Request
Find and copy each line of the records where the string "much" shows up.

Exercise inputs
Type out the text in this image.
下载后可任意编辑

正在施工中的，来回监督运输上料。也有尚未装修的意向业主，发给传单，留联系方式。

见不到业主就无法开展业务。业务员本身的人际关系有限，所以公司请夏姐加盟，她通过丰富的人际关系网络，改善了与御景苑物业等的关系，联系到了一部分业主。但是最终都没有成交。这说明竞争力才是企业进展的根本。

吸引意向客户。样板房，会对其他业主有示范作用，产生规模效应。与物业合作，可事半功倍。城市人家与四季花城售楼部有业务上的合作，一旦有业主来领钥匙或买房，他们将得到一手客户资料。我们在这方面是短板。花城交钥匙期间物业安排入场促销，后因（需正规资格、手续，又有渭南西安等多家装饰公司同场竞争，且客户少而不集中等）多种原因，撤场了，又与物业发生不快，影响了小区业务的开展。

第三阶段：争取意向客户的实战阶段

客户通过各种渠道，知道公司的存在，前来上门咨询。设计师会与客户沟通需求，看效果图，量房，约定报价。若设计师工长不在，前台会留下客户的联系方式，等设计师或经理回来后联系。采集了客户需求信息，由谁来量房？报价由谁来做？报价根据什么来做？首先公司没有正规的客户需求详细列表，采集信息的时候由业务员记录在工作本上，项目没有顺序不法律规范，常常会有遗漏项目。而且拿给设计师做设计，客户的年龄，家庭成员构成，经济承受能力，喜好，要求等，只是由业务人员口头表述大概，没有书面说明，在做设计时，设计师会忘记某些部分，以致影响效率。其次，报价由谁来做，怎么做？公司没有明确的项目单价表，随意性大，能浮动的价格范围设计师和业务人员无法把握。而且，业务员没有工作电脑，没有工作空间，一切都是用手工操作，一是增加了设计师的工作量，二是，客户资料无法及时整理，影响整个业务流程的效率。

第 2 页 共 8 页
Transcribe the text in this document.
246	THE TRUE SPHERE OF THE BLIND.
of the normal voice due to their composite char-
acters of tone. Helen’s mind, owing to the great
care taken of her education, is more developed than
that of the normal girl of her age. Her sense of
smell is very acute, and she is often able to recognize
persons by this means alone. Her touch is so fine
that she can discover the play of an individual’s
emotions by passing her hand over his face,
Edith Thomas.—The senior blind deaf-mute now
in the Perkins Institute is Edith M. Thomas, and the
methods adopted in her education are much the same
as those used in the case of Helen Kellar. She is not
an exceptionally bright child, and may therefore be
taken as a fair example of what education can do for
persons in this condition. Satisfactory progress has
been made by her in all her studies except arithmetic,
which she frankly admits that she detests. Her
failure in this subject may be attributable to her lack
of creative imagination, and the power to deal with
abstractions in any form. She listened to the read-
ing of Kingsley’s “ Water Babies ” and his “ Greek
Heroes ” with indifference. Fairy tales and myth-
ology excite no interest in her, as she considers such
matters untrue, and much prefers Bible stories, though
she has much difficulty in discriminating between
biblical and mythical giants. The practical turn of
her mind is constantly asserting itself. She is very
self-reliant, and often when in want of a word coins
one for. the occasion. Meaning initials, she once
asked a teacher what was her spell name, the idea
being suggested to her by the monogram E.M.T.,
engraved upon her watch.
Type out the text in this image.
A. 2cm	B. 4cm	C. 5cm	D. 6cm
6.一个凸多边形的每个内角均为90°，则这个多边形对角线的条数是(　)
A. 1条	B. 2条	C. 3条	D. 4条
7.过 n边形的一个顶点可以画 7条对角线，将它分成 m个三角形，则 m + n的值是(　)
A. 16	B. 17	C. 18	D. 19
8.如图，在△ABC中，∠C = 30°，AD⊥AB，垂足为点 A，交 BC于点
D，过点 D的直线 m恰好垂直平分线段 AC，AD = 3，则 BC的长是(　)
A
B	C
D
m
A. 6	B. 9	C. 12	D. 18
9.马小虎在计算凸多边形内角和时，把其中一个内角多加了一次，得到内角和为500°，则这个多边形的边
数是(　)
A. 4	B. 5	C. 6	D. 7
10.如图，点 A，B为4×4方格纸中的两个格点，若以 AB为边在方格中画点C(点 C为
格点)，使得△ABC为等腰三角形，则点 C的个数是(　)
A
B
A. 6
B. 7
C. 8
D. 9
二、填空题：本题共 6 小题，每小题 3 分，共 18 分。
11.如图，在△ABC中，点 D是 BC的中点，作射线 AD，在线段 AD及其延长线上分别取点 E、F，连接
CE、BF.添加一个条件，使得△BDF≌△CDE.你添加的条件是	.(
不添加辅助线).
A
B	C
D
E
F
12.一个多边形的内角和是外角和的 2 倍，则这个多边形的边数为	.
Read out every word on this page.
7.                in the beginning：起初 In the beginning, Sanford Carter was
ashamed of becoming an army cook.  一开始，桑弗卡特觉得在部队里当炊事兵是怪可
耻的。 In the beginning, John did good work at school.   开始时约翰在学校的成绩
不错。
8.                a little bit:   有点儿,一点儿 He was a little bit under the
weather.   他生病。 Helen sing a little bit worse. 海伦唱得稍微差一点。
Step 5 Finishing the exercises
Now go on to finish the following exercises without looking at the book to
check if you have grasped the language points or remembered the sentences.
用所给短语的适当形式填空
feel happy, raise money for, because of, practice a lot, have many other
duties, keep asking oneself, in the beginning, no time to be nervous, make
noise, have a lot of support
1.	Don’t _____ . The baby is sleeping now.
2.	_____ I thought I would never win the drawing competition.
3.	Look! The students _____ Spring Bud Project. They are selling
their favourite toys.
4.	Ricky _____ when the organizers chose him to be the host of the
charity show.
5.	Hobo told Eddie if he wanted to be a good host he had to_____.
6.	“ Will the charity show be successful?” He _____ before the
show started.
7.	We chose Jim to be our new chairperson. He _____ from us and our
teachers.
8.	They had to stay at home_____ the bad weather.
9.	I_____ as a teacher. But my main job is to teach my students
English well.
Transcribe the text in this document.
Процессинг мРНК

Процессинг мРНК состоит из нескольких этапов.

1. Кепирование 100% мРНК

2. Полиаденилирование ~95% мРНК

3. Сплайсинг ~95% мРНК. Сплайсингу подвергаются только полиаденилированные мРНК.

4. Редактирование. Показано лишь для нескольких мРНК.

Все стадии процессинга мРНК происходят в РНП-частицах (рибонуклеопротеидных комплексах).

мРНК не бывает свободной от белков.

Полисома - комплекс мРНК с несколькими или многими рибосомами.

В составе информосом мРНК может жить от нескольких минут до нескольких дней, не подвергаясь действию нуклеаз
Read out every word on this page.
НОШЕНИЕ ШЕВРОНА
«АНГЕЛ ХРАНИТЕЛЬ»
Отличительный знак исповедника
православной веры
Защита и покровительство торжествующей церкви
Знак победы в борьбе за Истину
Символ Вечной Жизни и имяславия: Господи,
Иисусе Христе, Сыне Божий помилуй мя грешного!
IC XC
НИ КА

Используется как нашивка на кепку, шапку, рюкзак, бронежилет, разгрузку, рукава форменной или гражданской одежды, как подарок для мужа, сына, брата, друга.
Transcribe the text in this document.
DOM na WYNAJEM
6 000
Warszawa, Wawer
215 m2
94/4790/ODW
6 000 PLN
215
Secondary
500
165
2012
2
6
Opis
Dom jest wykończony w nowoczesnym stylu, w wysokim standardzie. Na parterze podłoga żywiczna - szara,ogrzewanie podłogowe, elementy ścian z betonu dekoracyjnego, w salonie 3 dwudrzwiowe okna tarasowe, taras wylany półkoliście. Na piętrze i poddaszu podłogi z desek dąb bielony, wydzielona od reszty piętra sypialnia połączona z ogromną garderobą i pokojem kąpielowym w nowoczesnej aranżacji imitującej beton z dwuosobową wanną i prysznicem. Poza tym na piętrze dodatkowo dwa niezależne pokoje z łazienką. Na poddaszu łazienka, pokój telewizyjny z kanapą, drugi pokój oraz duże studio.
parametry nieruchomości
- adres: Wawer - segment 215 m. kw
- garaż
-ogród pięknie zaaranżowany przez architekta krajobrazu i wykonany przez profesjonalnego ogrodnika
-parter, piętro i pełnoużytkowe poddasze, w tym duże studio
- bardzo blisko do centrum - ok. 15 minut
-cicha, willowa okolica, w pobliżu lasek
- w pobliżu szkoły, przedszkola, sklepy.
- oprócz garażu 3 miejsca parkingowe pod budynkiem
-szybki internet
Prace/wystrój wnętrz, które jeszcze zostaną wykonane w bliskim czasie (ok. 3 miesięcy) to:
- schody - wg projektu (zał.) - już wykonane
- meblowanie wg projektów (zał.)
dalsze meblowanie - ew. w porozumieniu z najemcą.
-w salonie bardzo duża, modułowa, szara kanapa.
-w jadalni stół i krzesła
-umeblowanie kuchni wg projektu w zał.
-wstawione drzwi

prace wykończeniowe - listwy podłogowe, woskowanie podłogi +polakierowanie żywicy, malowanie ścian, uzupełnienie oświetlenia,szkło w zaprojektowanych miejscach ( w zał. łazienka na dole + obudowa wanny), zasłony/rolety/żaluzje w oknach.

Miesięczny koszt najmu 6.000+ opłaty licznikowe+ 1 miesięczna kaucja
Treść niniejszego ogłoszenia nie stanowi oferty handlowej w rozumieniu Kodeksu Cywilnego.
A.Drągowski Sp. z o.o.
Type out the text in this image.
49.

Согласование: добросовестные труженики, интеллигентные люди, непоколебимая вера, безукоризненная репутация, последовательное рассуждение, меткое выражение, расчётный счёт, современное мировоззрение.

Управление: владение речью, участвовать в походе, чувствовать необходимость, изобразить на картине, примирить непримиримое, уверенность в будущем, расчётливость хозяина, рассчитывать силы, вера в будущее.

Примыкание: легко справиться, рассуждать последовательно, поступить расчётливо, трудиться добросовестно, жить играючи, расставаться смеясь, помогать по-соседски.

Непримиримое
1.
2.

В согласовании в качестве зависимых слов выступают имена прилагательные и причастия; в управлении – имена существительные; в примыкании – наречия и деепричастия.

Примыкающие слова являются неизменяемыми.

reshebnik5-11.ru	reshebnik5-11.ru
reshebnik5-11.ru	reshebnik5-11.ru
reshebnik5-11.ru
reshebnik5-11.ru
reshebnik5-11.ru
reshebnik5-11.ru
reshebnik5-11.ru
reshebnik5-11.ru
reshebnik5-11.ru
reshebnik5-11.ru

Result for this task
methods adopted in her education are much the same
matters untrue, and much prefers Bible stories, though
she has much difficulty in discriminating between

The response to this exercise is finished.